Problem statement>
Copy every line of the following data that includes the string "mean".

[Structured figure records]

==*==

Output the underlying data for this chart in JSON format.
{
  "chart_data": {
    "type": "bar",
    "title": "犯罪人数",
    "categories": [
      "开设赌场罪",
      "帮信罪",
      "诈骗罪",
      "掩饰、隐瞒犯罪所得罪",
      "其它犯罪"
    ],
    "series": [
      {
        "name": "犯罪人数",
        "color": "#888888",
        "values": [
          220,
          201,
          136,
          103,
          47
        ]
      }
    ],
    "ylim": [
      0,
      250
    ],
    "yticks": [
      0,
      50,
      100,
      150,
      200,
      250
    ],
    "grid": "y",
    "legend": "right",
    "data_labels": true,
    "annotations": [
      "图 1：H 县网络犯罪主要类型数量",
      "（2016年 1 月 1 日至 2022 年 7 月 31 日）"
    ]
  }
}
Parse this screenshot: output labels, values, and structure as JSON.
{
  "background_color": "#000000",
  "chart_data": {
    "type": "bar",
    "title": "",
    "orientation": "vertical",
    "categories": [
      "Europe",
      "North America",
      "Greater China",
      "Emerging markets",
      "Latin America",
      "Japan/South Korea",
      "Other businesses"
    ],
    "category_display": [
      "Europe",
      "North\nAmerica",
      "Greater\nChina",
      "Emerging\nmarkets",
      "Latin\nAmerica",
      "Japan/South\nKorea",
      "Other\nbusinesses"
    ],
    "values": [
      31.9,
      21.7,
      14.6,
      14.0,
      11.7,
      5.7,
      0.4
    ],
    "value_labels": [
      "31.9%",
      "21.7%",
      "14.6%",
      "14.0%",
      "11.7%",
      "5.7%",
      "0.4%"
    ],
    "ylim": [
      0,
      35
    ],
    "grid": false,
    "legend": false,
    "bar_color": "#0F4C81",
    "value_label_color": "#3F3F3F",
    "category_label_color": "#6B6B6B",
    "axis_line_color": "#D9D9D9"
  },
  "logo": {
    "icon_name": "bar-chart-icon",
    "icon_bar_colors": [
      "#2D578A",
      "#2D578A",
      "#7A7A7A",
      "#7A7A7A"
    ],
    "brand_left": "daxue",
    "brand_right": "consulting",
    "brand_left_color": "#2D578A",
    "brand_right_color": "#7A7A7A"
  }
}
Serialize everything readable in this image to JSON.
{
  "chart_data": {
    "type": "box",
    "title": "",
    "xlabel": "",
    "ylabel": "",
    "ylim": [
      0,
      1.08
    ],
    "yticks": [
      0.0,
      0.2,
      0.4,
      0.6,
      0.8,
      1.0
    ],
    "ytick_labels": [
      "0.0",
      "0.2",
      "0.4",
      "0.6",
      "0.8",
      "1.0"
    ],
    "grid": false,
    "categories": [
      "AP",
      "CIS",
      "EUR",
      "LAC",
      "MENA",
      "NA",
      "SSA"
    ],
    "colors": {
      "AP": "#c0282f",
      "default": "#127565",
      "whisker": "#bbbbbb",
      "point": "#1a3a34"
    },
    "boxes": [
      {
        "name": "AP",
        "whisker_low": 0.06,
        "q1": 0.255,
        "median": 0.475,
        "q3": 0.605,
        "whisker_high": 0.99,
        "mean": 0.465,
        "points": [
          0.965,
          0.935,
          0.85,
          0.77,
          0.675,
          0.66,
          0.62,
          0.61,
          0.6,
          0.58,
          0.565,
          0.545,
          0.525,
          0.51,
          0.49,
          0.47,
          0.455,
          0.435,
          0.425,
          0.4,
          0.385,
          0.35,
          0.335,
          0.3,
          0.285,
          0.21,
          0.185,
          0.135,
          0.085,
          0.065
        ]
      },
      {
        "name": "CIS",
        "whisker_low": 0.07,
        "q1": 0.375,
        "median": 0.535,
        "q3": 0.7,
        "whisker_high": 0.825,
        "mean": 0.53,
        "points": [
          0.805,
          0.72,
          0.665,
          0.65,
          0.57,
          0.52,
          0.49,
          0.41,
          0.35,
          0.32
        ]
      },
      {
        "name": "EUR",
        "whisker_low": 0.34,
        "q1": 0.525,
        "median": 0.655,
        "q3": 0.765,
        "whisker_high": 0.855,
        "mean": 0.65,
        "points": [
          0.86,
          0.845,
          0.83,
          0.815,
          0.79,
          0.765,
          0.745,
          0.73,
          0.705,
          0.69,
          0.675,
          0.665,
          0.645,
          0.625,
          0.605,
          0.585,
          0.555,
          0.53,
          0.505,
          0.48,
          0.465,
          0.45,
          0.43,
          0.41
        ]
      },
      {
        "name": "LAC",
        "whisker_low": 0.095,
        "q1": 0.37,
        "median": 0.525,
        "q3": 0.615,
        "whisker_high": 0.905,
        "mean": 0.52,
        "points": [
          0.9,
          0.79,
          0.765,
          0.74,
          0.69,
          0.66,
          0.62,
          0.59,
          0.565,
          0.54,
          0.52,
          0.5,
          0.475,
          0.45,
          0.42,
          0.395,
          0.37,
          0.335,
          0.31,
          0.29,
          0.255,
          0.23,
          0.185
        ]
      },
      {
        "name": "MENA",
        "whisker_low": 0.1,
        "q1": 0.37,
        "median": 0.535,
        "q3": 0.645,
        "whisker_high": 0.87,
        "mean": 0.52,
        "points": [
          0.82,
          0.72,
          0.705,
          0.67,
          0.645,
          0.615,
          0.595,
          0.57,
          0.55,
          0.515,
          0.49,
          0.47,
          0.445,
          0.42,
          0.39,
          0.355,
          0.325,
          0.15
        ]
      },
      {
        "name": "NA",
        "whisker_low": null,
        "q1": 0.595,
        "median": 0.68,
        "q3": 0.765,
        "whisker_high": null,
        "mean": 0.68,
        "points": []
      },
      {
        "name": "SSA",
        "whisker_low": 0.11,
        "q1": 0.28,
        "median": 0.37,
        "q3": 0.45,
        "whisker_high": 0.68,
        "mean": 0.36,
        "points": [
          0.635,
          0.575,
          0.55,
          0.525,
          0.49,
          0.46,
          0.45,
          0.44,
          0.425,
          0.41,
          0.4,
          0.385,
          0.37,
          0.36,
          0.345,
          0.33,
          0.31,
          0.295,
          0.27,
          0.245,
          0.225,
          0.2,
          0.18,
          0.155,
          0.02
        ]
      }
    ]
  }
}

==*==

Task response>
        "mean": 0.465,
        "mean": 0.53,
        "mean": 0.65,
        "mean": 0.52,
        "mean": 0.52,
        "mean": 0.68,
        "mean": 0.36,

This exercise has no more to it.